• Written exercise:
Exclude images, then output the remaining data verbatim.

+++++

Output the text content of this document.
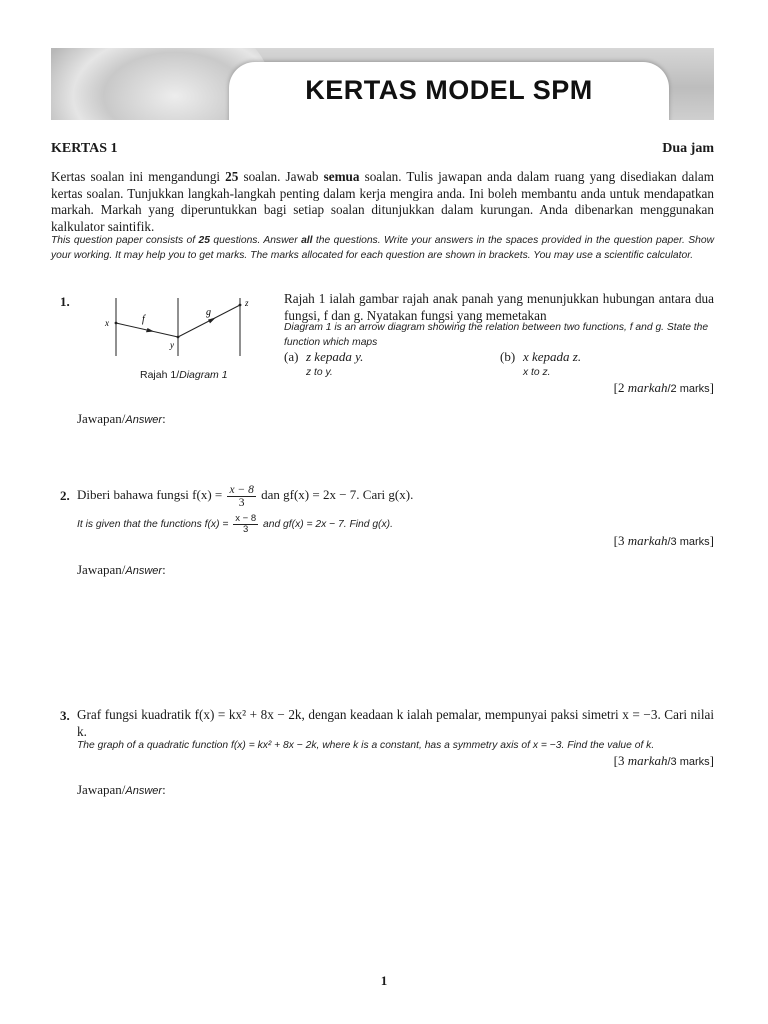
KERTAS MODEL SPM
KERTAS 1	Dua jam
Kertas soalan ini mengandungi 25 soalan. Jawab semua soalan. Tulis jawapan anda dalam ruang yang disediakan dalam kertas soalan. Tunjukkan langkah-langkah penting dalam kerja mengira anda. Ini boleh membantu anda untuk mendapatkan markah. Markah yang diperuntukkan bagi setiap soalan ditunjukkan dalam kurungan. Anda dibenarkan menggunakan kalkulator saintifik.
This question paper consists of 25 questions. Answer all the questions. Write your answers in the spaces provided in the question paper. Show your working. It may help you to get marks. The marks allocated for each question are shown in brackets. You may use a scientific calculator.
1.
x	f
y
g
z
Rajah 1/Diagram 1
Rajah 1 ialah gambar rajah anak panah yang menunjukkan hubungan antara dua fungsi, f dan g. Nyatakan fungsi yang memetakan
Diagram 1 is an arrow diagram showing the relation between two functions, f and g. State the function which maps
(a) z kepada y.
z to y.
(b) x kepada z.
x to z.
[2 markah/2 marks]
Jawapan/Answer:
2. Diberi bahawa fungsi $f(x) = \frac{x - 8}{3}$ dan gf(x) = 2x − 7. Cari g(x).
It is given that the functions $f(x) = \frac{x - 8}{3}$ and gf(x) = 2x − 7. Find g(x).
[3 markah/3 marks]
Jawapan/Answer:
3. Graf fungsi kuadratik f(x) = kx² + 8x − 2k, dengan keadaan k ialah pemalar, mempunyai paksi simetri x = −3. Cari nilai k.
The graph of a quadratic function f(x) = kx² + 8x − 2k, where k is a constant, has a symmetry axis of x = −3. Find the value of k.
[3 markah/3 marks]
Jawapan/Answer:
1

+++++

• Response below:
Output the text content of this document.
KERTAS MODEL SPM
KERTAS 1	Dua jam
Kertas soalan ini mengandungi 25 soalan. Jawab semua soalan. Tulis jawapan anda dalam ruang yang disediakan dalam kertas soalan. Tunjukkan langkah-langkah penting dalam kerja mengira anda. Ini boleh membantu anda untuk mendapatkan markah. Markah yang diperuntukkan bagi setiap soalan ditunjukkan dalam kurungan. Anda dibenarkan menggunakan kalkulator saintifik.
This question paper consists of 25 questions. Answer all the questions. Write your answers in the spaces provided in the question paper. Show your working. It may help you to get marks. The marks allocated for each question are shown in brackets. You may use a scientific calculator.
1.
x	f
y
g
z
Rajah 1/Diagram 1
Rajah 1 ialah gambar rajah anak panah yang menunjukkan hubungan antara dua fungsi, f dan g. Nyatakan fungsi yang memetakan
Diagram 1 is an arrow diagram showing the relation between two functions, f and g. State the function which maps
(a) z kepada y.
z to y.
(b) x kepada z.
x to z.
[2 markah/2 marks]
Jawapan/Answer:
2. Diberi bahawa fungsi $f(x) = \frac{x - 8}{3}$ dan gf(x) = 2x − 7. Cari g(x).
It is given that the functions $f(x) = \frac{x - 8}{3}$ and gf(x) = 2x − 7. Find g(x).
[3 markah/3 marks]
Jawapan/Answer:
3. Graf fungsi kuadratik f(x) = kx² + 8x − 2k, dengan keadaan k ialah pemalar, mempunyai paksi simetri x = −3. Cari nilai k.
The graph of a quadratic function f(x) = kx² + 8x − 2k, where k is a constant, has a symmetry axis of x = −3. Find the value of k.
[3 markah/3 marks]
Jawapan/Answer:
1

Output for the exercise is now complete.